STATED PROBLEM: Find every line of the listing below where "location" appears, and copy it.
● ● ● ● ●
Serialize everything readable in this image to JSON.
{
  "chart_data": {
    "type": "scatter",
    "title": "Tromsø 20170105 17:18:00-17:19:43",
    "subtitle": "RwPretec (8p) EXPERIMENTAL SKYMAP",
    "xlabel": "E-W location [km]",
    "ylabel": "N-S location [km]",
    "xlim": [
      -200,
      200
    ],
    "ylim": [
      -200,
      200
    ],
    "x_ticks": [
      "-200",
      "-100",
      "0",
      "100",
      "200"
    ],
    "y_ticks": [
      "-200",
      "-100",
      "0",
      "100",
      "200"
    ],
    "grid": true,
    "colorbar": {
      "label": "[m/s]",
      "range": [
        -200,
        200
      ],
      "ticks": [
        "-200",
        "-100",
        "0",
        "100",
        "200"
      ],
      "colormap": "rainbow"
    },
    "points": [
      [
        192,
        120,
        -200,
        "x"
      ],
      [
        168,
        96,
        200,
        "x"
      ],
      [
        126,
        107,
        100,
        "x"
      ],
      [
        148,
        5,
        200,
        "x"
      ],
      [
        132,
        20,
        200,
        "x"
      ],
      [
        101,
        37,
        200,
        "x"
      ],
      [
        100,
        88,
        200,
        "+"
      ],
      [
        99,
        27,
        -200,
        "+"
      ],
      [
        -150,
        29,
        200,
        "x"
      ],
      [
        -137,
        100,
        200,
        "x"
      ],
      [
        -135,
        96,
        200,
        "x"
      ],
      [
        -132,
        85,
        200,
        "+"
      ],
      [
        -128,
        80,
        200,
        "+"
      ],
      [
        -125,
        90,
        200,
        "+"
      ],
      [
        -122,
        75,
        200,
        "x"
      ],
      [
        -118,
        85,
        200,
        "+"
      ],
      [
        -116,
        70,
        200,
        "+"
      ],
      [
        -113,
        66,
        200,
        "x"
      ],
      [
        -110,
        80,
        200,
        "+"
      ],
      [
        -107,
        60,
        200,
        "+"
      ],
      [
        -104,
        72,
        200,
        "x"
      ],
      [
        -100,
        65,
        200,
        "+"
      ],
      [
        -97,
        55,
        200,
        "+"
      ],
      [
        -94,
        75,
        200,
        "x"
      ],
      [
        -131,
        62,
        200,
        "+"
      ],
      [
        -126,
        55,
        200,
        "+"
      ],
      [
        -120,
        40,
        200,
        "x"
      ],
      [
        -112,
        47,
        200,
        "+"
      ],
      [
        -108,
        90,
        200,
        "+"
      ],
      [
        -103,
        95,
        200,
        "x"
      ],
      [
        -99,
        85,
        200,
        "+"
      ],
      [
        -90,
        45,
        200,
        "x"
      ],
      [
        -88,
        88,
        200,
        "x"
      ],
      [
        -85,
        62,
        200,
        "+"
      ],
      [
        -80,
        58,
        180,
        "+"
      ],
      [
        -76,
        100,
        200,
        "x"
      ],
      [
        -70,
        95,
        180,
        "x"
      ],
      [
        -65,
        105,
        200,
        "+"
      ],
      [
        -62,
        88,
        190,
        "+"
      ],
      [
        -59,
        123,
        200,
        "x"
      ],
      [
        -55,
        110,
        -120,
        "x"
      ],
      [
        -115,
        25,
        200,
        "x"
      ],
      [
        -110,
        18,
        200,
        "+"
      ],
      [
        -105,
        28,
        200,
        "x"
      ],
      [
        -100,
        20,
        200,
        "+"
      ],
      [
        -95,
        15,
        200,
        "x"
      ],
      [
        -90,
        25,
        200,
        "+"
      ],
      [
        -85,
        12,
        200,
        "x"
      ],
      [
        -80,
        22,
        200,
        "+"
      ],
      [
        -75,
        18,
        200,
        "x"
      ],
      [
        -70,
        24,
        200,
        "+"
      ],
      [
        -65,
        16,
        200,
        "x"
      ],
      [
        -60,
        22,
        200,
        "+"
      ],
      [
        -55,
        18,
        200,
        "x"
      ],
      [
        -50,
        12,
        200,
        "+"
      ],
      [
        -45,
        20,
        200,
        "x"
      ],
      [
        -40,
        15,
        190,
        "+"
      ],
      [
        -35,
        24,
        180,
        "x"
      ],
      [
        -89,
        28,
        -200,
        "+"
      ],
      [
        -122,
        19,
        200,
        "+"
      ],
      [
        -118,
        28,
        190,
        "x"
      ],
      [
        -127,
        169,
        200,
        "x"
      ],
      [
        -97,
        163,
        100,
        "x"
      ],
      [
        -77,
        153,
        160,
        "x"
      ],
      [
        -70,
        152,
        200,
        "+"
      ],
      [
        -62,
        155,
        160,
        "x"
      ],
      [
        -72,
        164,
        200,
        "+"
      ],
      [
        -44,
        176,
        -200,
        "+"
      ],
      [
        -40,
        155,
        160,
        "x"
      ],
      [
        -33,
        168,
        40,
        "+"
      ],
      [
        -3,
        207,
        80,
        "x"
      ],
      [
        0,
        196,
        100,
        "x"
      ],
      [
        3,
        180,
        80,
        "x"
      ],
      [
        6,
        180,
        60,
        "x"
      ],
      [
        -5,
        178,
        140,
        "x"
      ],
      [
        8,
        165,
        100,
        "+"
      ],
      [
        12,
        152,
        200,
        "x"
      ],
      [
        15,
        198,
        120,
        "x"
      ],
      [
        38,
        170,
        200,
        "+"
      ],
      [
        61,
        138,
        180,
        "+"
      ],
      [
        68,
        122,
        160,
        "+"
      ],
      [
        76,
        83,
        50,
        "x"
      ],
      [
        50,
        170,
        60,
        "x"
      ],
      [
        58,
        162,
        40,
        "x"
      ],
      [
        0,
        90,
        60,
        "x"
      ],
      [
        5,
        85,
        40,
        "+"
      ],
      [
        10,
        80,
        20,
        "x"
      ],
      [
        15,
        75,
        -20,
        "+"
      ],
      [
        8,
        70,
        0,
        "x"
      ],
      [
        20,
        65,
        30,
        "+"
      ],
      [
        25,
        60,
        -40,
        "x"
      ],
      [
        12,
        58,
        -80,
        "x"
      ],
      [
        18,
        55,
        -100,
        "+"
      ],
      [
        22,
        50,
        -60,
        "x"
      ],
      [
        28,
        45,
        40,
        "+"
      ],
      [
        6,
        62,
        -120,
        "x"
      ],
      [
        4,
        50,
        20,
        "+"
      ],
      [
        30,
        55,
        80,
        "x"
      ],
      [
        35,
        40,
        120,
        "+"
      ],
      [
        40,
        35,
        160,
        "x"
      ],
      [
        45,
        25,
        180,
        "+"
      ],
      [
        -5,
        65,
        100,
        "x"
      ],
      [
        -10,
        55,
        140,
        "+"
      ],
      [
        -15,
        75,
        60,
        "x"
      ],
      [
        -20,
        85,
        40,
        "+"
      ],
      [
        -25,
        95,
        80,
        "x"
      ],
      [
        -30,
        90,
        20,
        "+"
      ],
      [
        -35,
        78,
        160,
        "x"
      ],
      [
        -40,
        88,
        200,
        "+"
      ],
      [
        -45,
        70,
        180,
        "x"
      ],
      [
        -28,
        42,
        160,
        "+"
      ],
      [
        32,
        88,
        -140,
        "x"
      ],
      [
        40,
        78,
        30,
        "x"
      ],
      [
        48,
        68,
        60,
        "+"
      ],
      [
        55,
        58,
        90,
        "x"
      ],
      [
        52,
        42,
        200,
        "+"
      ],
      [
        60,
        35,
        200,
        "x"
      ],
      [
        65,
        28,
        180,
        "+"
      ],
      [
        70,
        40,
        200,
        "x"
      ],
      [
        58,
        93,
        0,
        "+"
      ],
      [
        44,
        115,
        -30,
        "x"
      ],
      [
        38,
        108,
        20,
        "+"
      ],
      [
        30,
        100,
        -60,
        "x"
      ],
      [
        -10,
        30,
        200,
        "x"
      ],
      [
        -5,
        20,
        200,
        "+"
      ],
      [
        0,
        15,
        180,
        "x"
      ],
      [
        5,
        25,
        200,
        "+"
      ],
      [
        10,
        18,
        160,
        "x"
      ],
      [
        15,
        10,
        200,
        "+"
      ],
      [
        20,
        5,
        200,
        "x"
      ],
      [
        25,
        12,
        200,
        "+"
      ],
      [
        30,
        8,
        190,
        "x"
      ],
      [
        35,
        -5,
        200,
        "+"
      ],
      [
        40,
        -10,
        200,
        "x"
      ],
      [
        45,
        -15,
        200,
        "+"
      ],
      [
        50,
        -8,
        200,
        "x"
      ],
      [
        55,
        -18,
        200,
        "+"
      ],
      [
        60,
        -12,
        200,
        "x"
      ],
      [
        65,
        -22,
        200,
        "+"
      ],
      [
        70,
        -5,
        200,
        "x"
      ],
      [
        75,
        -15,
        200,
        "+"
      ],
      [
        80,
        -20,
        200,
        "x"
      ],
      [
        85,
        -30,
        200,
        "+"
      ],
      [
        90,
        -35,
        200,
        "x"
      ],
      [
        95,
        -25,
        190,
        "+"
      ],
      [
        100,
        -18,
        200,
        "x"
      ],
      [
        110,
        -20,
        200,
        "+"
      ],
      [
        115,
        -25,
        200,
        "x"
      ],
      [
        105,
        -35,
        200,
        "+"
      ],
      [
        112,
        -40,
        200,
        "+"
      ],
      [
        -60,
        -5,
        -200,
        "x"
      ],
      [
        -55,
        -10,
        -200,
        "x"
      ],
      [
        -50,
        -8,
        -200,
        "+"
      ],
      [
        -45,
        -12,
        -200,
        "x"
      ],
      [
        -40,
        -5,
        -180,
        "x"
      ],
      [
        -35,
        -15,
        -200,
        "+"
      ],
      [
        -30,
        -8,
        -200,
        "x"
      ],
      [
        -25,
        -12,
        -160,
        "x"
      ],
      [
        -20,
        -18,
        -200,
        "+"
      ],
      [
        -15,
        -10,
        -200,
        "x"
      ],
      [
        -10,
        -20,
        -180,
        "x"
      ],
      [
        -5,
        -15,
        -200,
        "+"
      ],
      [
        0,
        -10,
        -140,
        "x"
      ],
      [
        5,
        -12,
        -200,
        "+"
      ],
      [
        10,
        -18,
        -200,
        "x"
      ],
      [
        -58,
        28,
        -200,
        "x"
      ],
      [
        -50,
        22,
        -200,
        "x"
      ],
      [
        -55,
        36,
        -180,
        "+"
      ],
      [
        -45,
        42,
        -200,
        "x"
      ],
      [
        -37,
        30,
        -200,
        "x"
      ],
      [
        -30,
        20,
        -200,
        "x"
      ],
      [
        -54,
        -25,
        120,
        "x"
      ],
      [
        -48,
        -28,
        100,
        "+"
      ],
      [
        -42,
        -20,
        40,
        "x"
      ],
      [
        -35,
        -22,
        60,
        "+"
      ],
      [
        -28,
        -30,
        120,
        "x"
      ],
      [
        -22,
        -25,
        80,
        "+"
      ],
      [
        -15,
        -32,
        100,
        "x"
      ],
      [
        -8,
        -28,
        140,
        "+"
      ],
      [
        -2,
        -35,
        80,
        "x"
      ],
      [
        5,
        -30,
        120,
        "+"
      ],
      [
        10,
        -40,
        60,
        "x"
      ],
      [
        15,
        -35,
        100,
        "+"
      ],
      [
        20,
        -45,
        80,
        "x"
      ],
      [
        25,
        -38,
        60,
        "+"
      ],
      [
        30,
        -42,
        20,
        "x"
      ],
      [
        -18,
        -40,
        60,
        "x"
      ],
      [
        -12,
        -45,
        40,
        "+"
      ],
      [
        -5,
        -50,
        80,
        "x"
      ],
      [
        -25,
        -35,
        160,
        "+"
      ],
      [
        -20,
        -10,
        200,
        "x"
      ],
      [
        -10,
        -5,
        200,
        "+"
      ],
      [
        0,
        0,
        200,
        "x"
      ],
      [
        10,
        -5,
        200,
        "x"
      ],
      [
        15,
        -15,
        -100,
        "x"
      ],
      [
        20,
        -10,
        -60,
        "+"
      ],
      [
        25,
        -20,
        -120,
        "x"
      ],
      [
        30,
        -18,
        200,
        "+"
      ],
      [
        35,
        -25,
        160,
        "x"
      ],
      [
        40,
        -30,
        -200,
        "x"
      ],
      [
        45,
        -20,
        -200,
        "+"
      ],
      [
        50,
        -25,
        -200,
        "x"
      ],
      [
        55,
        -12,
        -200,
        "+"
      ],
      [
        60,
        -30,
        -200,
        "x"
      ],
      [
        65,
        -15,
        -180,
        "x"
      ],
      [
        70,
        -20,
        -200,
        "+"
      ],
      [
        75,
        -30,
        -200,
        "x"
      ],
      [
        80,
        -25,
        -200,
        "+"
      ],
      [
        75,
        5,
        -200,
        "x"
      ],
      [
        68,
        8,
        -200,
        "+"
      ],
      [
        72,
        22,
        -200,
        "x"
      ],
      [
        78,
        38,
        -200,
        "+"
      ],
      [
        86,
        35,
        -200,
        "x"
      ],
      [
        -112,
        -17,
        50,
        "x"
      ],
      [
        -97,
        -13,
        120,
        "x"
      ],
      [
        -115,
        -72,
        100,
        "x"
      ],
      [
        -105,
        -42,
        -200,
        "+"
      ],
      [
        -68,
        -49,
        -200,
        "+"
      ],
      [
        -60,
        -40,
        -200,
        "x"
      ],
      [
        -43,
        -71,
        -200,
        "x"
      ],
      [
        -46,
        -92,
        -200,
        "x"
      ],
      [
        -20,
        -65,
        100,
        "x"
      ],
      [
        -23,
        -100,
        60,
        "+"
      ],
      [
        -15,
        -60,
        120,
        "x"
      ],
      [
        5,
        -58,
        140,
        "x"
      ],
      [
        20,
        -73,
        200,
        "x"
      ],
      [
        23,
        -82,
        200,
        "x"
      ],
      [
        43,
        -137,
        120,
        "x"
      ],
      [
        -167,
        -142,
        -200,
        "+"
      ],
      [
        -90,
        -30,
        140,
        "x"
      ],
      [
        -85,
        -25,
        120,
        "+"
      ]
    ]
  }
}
● ● ● ● ●
EXERCISE OUTPUT:
    "xlabel": "E-W location [km]",
    "ylabel": "N-S location [km]",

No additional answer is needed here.